YOUR OBJECTIVE
Pick out all lines in the listing holding the string "gnomADStructuralVariants" and copy them.

AVAILABLE DATA
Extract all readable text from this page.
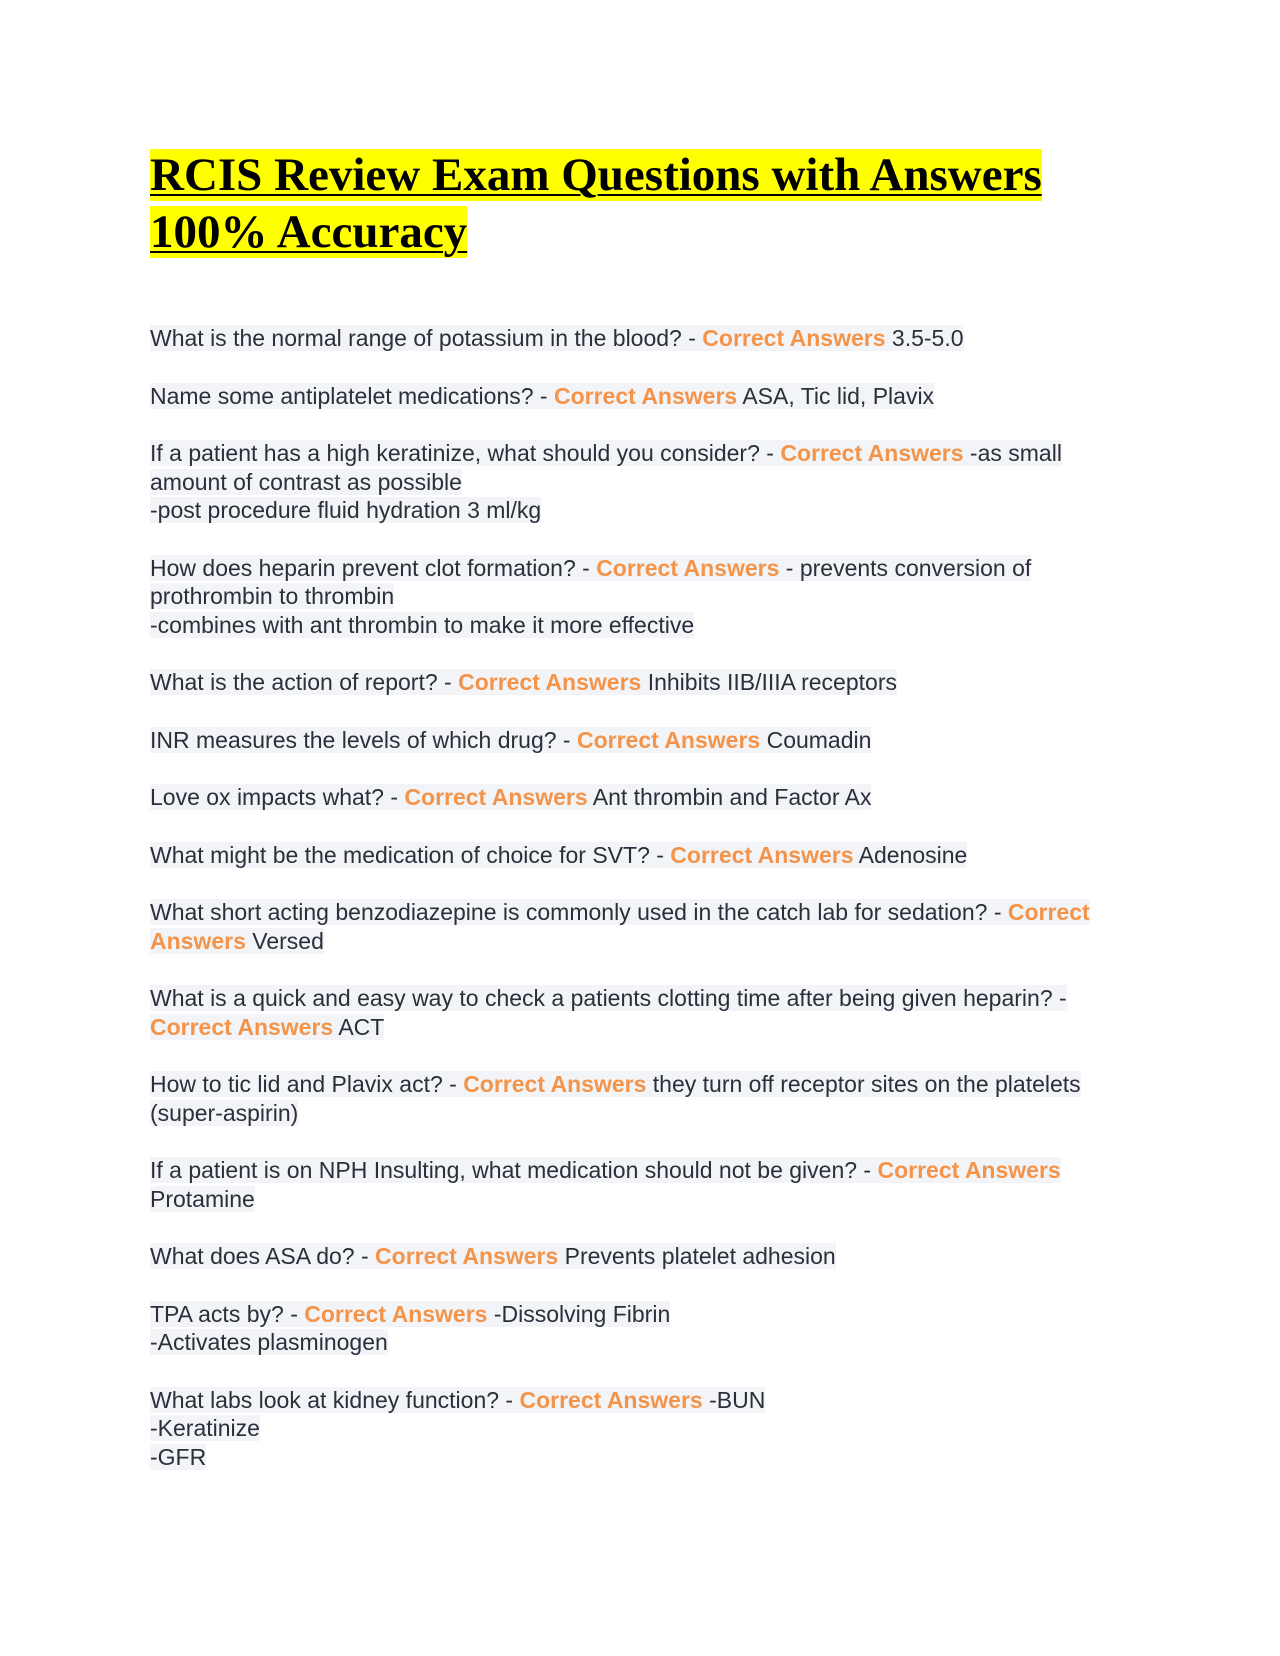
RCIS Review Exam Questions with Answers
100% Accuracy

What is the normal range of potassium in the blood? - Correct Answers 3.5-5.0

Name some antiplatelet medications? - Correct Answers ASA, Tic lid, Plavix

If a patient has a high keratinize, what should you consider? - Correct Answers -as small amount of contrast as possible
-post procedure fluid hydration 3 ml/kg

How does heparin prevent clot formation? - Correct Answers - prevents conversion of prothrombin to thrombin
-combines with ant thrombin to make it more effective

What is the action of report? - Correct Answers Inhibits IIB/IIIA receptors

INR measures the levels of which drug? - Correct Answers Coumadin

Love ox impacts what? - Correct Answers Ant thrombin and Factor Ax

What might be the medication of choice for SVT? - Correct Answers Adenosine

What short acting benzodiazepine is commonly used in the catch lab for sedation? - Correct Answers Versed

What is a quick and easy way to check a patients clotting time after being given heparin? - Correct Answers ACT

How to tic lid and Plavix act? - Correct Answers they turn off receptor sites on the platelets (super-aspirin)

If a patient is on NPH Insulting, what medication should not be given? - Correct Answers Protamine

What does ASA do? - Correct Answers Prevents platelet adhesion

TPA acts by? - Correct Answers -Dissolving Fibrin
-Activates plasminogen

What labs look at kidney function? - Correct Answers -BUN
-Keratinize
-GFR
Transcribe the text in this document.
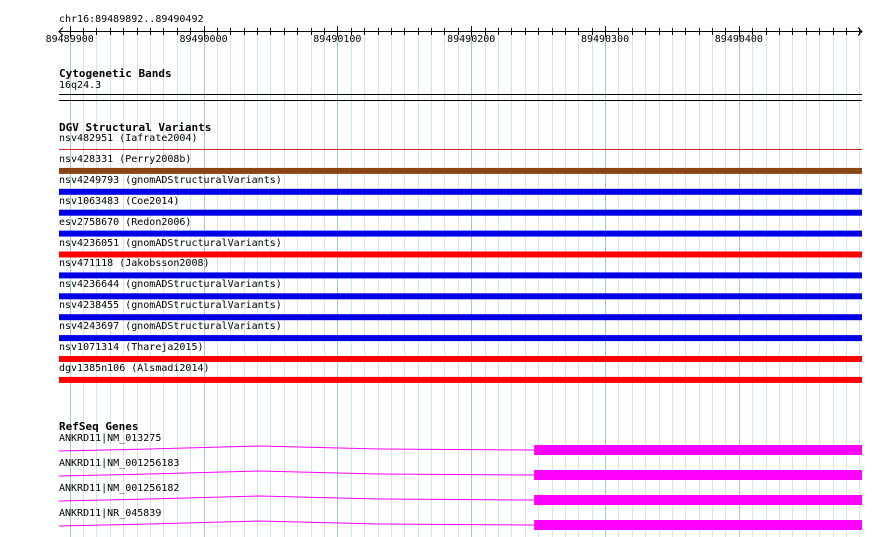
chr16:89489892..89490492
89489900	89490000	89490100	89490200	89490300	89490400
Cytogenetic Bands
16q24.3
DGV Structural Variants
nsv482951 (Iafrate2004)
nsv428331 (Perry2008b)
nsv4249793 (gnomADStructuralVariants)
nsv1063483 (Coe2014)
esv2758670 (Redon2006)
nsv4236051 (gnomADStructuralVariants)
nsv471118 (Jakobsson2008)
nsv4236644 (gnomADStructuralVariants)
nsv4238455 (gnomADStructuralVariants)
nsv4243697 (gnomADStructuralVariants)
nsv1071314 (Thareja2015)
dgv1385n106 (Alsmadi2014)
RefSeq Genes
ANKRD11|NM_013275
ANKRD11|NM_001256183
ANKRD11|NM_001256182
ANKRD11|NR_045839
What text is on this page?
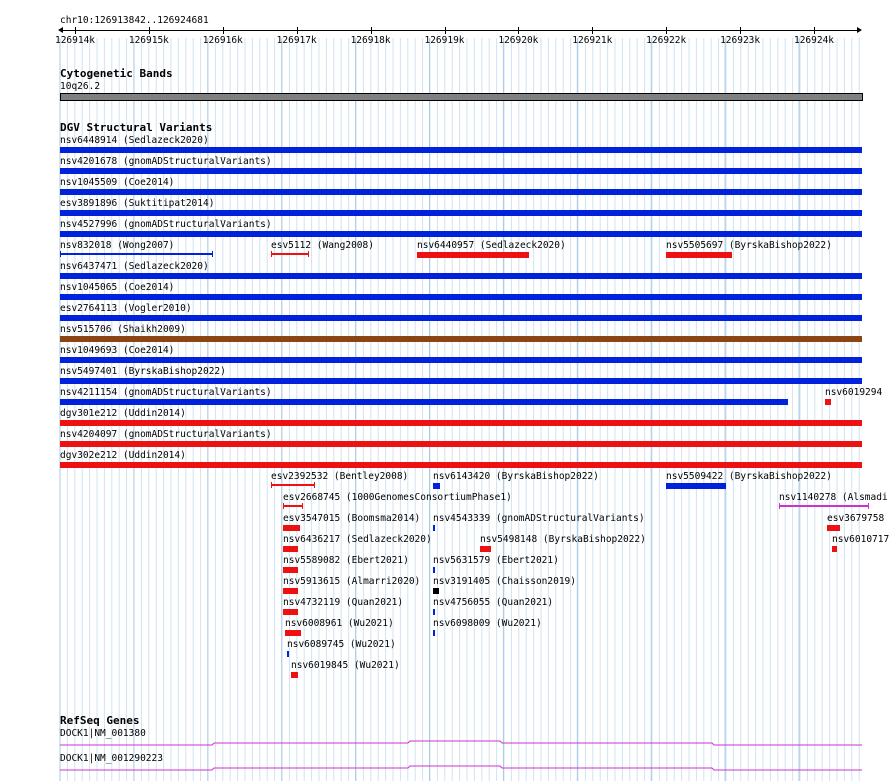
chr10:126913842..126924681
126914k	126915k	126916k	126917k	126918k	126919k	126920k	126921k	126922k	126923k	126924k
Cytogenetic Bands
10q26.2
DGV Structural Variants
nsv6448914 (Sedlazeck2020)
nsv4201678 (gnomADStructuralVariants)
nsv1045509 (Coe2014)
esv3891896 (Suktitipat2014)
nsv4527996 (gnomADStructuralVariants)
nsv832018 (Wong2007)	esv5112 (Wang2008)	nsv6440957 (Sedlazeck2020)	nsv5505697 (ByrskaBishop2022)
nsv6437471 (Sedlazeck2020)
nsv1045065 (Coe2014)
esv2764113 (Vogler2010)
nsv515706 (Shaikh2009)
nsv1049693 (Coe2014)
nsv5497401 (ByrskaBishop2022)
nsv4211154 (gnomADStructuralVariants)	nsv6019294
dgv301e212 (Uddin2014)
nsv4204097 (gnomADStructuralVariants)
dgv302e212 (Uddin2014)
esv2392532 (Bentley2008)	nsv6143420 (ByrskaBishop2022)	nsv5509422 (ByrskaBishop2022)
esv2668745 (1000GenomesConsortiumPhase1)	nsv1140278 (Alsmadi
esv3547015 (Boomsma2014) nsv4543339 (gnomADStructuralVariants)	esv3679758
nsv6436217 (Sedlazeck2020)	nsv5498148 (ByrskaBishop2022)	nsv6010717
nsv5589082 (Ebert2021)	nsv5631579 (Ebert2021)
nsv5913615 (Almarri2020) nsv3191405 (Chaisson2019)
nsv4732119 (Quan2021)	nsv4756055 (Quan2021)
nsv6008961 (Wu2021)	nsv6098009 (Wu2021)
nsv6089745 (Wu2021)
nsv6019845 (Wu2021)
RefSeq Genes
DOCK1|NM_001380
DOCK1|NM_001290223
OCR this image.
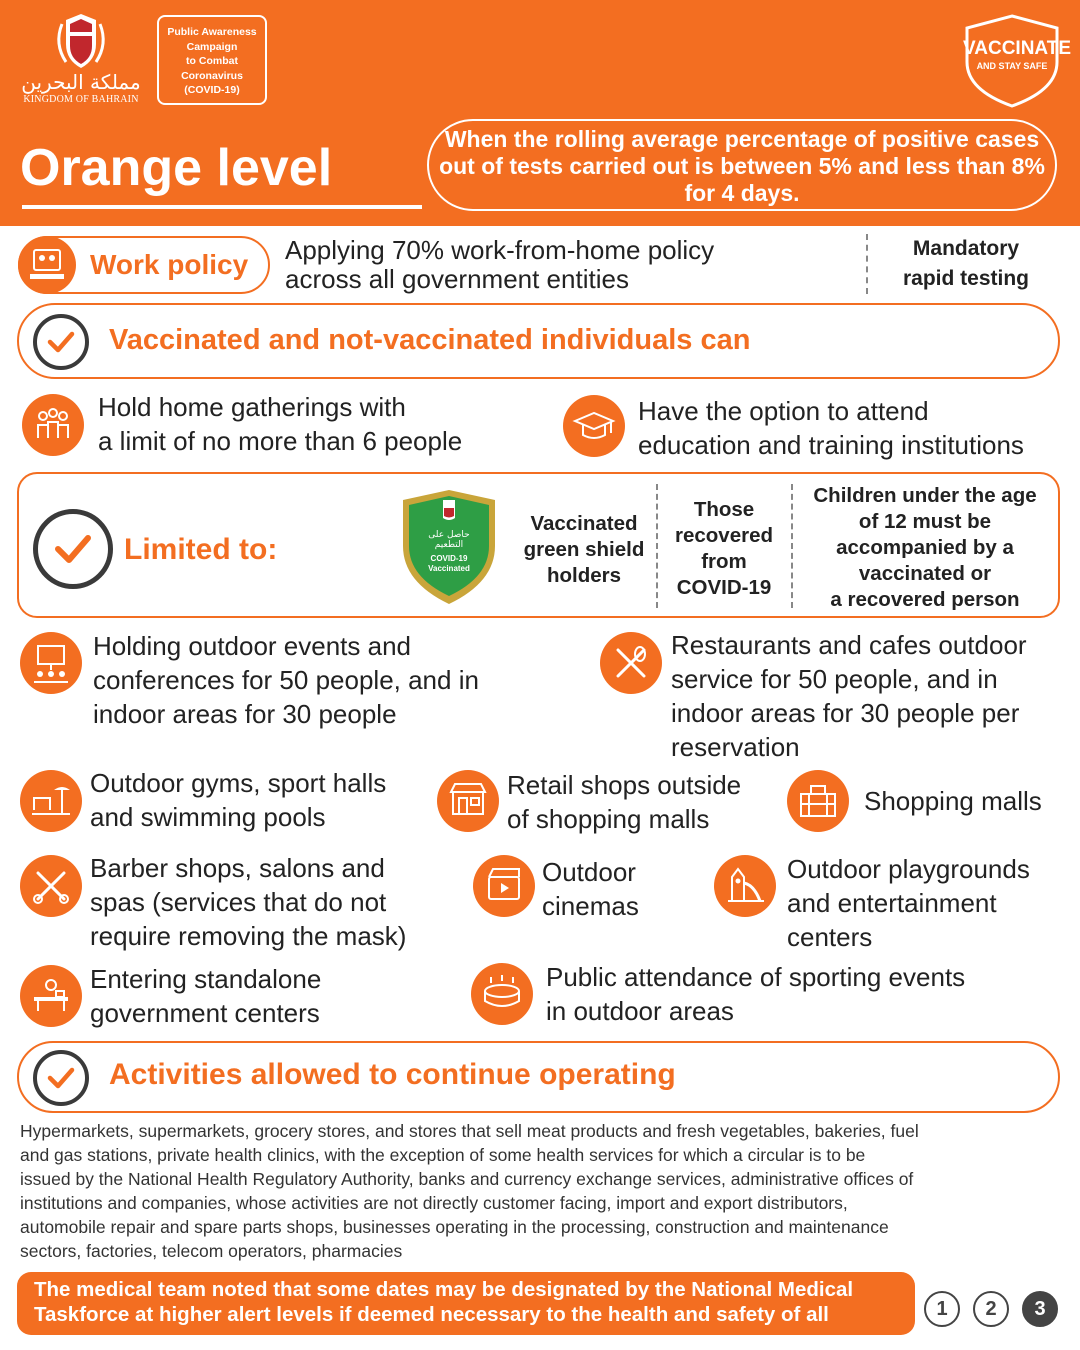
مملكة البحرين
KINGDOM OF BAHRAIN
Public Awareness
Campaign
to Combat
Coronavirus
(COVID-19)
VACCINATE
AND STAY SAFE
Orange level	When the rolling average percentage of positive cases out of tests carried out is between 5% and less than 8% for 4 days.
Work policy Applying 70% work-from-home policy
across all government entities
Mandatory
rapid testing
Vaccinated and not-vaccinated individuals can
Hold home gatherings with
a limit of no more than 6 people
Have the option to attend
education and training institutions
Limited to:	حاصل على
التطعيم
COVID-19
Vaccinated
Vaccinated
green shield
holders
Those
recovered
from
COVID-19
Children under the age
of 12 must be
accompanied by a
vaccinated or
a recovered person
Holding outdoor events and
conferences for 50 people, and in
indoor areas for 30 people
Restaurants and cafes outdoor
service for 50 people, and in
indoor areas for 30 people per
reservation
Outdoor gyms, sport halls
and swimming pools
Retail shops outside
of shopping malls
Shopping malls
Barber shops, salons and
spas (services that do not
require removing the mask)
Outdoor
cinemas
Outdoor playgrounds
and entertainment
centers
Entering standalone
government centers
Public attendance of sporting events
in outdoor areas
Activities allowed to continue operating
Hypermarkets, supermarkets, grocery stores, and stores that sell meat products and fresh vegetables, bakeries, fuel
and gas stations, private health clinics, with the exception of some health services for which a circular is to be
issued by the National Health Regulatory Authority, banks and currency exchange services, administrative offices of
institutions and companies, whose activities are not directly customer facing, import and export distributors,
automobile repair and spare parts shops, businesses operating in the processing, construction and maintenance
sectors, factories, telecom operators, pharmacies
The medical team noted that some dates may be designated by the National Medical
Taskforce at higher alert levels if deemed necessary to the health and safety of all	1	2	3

TASK RESPONSE
nsv4249793 (gnomADStructuralVariants)
nsv4236051 (gnomADStructuralVariants)
nsv4236644 (gnomADStructuralVariants)
nsv4238455 (gnomADStructuralVariants)
nsv4243697 (gnomADStructuralVariants)
nsv4201678 (gnomADStructuralVariants)
nsv4527996 (gnomADStructuralVariants)
nsv4211154 (gnomADStructuralVariants)	nsv6019294
nsv4204097 (gnomADStructuralVariants)
esv3547015 (Boomsma2014) nsv4543339 (gnomADStructuralVariants)	esv3679758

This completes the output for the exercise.